--- begin Source material ---

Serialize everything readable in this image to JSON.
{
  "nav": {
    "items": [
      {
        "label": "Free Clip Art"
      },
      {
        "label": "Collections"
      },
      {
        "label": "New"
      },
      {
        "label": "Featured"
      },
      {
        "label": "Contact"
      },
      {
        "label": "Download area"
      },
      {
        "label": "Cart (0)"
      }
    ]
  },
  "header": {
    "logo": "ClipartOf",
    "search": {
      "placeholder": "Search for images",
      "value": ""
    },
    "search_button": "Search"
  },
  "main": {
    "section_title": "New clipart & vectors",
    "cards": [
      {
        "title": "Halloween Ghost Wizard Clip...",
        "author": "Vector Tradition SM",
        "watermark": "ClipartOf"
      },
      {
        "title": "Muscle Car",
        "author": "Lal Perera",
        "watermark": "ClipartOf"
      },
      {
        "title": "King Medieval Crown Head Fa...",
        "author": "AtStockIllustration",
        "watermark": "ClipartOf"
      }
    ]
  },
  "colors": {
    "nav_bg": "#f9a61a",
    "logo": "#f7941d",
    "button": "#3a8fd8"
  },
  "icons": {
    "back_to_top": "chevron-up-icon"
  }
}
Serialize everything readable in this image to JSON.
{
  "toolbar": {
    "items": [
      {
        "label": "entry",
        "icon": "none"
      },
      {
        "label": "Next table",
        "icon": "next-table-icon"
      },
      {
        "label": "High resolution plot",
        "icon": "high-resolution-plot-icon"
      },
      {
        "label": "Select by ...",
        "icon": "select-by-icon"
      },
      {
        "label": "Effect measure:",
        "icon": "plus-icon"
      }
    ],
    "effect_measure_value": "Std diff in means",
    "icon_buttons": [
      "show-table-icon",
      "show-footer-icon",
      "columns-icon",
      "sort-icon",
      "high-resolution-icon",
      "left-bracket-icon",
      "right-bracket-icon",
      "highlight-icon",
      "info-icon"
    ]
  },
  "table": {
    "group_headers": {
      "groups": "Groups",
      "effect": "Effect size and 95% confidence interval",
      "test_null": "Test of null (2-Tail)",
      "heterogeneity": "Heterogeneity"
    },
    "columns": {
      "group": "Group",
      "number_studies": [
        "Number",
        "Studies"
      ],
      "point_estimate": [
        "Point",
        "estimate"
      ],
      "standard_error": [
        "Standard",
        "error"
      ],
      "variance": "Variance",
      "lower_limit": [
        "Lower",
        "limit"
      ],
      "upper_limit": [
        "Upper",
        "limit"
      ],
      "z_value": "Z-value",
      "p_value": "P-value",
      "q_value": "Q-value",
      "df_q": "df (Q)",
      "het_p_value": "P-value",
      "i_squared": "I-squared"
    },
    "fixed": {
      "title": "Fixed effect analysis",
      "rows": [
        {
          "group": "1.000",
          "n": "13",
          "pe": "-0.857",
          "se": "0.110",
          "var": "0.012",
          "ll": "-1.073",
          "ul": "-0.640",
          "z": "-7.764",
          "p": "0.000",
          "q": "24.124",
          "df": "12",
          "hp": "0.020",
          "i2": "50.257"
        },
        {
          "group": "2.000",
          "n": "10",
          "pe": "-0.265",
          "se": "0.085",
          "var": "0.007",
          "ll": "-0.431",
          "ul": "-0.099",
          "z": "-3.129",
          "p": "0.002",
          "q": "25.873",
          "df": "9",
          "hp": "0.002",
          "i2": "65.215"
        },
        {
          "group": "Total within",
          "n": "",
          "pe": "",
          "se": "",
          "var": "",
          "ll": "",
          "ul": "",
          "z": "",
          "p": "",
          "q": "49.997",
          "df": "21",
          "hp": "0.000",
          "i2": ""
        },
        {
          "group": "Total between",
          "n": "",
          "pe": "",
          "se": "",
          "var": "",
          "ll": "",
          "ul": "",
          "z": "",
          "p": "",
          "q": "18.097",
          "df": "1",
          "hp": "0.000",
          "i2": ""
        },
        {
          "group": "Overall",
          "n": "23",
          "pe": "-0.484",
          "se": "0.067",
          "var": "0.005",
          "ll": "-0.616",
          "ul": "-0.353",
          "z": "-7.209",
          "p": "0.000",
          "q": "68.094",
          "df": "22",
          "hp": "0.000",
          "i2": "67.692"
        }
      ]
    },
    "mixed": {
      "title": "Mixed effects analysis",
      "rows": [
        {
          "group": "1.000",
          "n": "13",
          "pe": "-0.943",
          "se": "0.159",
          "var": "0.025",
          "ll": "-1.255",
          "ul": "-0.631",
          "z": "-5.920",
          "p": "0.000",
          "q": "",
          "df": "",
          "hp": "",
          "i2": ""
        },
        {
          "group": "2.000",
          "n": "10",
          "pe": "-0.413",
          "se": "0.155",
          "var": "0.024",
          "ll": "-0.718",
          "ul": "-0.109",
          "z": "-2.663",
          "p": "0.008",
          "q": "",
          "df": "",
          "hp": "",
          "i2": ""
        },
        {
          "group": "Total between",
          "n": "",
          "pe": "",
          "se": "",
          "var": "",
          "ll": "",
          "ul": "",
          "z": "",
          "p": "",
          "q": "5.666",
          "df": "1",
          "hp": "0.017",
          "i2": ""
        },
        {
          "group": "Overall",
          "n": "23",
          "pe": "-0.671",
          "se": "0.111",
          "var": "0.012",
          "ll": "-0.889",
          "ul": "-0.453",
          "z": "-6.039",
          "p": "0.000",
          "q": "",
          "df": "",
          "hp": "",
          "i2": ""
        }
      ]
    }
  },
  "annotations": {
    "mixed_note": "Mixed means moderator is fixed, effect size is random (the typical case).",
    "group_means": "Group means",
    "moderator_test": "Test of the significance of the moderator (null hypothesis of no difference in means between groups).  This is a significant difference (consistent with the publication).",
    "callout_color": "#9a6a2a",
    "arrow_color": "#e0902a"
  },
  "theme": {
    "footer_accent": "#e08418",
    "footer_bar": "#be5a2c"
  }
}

--- end Source material ---

Exercise directions |
Copy each line in the data that holds the word "size".

Response |
      "effect": "Effect size and 95% confidence interval",
    "mixed_note": "Mixed means moderator is fixed, effect size is random (the typical case).",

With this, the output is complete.